TO DO ▸ Find "Read all visible" in the data, then restate the line it sits in and every later line word for word, ending with the last line.

Data items

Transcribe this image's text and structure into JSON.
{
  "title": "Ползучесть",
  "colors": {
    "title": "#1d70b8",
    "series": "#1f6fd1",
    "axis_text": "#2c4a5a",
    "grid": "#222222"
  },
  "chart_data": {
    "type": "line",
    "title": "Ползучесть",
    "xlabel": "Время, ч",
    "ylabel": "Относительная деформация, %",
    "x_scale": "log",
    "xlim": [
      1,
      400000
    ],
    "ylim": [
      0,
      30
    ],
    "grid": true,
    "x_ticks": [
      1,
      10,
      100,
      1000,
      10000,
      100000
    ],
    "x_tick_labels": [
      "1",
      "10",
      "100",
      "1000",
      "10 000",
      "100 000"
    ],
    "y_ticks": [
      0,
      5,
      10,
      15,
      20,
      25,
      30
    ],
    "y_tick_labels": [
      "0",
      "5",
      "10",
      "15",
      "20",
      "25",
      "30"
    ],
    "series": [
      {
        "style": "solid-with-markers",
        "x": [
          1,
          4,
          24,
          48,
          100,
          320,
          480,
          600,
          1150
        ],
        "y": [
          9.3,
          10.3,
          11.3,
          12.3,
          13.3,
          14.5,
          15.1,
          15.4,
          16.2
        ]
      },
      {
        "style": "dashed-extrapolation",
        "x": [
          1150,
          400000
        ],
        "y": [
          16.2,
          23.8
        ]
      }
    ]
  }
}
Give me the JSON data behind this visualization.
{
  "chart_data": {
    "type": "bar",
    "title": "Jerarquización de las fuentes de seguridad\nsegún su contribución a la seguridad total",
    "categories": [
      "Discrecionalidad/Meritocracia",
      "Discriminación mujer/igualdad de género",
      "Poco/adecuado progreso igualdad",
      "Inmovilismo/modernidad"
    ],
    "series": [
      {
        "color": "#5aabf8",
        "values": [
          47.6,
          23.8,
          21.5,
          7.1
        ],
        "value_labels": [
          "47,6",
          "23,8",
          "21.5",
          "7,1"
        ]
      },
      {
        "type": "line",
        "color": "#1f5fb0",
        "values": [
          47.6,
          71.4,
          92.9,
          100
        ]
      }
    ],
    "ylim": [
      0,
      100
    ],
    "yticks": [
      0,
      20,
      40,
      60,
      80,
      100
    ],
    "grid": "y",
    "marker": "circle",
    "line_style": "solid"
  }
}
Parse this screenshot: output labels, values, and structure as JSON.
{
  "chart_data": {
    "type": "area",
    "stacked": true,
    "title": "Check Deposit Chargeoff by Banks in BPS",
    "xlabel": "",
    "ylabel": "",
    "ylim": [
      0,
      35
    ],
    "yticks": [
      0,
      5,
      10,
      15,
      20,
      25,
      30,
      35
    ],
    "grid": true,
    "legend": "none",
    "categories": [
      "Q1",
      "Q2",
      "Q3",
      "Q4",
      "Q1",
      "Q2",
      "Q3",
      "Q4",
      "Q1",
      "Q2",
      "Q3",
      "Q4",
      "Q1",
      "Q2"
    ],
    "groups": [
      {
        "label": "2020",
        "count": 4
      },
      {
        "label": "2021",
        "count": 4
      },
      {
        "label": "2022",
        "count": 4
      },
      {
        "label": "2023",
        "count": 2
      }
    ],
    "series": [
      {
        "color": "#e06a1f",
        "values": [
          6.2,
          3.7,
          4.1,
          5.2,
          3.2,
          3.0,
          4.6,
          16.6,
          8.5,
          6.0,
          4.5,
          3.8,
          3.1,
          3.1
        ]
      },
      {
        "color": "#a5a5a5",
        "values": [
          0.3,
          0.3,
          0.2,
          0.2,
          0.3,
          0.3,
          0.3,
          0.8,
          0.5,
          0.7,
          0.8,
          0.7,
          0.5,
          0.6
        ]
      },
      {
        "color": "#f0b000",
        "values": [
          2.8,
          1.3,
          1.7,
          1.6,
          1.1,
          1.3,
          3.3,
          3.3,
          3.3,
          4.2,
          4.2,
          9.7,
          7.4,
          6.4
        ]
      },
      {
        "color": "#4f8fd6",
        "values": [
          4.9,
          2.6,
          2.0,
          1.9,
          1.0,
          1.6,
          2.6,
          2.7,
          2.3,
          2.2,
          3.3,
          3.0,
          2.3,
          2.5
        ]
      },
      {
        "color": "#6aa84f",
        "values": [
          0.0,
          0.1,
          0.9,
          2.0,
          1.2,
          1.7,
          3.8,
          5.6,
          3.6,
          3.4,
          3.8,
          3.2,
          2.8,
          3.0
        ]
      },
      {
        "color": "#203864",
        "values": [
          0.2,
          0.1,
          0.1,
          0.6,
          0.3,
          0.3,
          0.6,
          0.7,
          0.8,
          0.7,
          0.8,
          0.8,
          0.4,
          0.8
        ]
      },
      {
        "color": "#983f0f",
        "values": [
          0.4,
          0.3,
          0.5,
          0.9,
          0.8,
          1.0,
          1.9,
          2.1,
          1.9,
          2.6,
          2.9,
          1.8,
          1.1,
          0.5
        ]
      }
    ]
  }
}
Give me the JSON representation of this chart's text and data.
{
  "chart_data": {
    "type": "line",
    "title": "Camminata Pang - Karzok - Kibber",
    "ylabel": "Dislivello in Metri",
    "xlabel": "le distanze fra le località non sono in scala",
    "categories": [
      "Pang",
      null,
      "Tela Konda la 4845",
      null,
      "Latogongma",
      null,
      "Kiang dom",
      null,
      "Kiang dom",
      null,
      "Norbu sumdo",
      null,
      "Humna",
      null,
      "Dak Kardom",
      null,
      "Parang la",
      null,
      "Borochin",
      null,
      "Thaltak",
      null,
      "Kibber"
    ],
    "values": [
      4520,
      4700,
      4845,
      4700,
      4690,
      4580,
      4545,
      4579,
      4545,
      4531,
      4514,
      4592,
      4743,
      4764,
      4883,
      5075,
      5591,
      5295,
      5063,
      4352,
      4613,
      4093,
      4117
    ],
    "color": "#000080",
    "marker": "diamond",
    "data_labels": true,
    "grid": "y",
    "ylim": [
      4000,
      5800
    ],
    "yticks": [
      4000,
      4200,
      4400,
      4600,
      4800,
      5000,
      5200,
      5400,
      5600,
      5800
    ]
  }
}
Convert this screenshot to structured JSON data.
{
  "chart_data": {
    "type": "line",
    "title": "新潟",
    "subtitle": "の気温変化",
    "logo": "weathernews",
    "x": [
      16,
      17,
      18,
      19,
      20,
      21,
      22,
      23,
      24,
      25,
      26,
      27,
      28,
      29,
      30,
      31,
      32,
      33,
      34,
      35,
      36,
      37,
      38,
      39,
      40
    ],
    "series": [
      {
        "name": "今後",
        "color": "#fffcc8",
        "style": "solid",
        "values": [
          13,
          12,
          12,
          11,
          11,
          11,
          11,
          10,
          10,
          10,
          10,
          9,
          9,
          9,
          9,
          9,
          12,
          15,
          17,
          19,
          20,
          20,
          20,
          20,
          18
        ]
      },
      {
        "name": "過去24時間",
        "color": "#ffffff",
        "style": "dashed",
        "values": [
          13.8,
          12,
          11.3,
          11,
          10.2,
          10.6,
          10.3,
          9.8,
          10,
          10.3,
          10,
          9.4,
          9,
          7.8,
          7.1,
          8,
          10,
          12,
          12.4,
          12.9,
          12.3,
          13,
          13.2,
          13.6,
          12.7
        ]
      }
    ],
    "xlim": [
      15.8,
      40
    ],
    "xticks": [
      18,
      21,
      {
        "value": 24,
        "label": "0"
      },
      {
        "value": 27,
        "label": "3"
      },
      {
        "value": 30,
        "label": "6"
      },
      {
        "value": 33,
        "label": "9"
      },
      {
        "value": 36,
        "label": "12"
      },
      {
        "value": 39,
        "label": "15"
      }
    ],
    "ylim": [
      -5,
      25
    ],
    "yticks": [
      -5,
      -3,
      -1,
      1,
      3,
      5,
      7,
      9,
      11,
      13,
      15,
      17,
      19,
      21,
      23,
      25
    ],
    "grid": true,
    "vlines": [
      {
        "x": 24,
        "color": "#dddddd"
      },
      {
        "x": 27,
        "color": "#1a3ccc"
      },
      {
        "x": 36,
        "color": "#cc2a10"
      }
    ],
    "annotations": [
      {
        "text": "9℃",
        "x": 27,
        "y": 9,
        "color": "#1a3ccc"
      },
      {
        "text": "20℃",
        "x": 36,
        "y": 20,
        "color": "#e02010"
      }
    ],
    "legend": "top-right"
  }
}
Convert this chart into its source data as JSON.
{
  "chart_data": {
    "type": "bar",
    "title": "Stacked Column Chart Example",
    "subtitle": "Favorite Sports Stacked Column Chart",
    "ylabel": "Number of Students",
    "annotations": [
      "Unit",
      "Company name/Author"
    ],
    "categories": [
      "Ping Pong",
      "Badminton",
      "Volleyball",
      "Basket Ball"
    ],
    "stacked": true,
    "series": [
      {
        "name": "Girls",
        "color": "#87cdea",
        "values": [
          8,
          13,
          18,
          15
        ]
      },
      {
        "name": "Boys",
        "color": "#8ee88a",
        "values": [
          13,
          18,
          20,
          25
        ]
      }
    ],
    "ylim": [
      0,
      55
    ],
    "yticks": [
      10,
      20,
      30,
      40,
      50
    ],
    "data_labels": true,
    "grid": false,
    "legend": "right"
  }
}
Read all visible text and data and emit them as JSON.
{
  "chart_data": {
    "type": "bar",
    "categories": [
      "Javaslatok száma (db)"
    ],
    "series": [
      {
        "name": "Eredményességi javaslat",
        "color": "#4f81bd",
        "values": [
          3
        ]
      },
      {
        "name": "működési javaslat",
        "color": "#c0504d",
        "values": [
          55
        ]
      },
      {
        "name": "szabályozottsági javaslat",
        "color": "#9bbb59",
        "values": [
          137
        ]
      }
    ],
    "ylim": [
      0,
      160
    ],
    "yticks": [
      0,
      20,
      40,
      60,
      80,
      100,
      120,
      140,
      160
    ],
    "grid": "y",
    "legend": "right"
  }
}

EXERCISE RESULT ▸
Read all visible text and data and emit them as JSON.
{
  "chart_data": {
    "type": "bar",
    "categories": [
      "Javaslatok száma (db)"
    ],
    "series": [
      {
        "name": "Eredményességi javaslat",
        "color": "#4f81bd",
        "values": [
          3
        ]
      },
      {
        "name": "működési javaslat",
        "color": "#c0504d",
        "values": [
          55
        ]
      },
      {
        "name": "szabályozottsági javaslat",
        "color": "#9bbb59",
        "values": [
          137
        ]
      }
    ],
    "ylim": [
      0,
      160
    ],
    "yticks": [
      0,
      20,
      40,
      60,
      80,
      100,
      120,
      140,
      160
    ],
    "grid": "y",
    "legend": "right"
  }
}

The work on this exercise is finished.